▶ _WRITTEN EXERCISE_: Identify all lines below that hold "this" and collect them.

▶ _MATERIAL SUPPLIED_:
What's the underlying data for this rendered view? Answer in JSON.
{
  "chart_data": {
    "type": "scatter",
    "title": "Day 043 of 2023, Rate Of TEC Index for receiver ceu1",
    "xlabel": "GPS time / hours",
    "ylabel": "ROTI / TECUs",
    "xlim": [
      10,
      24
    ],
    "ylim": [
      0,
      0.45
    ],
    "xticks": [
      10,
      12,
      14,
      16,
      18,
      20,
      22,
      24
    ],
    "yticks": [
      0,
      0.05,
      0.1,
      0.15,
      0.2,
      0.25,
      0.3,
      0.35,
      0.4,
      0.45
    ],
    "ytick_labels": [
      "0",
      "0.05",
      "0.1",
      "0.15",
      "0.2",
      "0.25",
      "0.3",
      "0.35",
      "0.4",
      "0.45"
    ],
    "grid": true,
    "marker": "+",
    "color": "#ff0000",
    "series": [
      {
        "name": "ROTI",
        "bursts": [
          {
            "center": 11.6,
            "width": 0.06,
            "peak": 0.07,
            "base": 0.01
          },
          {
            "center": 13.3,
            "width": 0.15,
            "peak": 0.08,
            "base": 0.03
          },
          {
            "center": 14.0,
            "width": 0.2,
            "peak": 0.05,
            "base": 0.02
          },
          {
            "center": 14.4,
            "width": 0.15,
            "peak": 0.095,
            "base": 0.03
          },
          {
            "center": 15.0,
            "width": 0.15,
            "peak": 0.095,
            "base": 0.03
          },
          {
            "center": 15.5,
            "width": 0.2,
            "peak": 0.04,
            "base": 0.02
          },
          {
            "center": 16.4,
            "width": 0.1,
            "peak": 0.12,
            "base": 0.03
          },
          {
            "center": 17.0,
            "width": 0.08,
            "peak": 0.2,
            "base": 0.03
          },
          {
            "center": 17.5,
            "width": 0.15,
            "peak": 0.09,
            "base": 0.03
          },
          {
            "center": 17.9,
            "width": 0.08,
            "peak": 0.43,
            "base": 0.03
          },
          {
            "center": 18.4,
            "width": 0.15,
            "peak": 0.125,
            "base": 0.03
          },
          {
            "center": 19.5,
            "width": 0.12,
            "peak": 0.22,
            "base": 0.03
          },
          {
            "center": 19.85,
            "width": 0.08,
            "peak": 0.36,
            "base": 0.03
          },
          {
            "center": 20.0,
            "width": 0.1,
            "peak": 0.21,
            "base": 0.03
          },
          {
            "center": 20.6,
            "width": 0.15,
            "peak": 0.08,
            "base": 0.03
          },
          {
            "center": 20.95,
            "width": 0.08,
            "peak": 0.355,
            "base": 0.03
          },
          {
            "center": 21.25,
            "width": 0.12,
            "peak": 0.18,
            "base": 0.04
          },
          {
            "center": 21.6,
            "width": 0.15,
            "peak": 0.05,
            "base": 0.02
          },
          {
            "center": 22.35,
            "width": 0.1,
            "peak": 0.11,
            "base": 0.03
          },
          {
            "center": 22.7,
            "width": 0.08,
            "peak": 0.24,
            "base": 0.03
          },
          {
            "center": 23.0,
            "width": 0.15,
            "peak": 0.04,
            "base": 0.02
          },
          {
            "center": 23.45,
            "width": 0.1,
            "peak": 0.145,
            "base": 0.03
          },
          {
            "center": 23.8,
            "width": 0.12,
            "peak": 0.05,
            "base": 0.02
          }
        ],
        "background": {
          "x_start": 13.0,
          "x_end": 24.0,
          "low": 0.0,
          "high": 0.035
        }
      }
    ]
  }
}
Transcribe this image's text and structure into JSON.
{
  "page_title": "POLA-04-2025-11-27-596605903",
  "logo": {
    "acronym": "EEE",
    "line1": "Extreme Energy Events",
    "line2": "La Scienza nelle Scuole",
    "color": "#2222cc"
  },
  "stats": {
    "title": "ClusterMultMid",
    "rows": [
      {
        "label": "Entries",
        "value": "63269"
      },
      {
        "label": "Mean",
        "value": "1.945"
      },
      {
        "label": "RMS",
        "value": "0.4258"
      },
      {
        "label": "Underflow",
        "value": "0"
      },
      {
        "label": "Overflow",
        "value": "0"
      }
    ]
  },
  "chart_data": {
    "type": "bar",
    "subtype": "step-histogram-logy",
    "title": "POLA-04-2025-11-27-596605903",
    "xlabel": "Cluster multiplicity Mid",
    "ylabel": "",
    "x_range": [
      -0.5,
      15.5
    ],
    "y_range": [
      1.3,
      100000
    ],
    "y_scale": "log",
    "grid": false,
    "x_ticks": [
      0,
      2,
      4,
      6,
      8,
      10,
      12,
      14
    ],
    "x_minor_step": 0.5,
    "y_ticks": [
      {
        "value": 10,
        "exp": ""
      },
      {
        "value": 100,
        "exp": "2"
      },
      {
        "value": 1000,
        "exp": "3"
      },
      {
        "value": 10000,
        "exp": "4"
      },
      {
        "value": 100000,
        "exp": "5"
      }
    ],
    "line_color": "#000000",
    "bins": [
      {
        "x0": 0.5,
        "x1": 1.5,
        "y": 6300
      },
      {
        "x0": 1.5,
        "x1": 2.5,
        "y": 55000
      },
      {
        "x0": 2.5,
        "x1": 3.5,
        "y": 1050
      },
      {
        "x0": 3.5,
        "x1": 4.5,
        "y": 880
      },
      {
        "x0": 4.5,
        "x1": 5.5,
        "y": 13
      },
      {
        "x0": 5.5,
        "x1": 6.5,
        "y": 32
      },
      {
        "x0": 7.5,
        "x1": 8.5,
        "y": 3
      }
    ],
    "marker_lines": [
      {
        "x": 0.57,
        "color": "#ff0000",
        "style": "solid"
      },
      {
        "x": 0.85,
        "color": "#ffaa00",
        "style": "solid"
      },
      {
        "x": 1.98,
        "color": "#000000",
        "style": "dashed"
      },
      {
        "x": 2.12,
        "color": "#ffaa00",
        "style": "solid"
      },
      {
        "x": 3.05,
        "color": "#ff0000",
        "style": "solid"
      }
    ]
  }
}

▶ _RESPONSE TO THE TASK_:
What's the underlying data for this rendered view? Answer in JSON.
Transcribe this image's text and structure into JSON.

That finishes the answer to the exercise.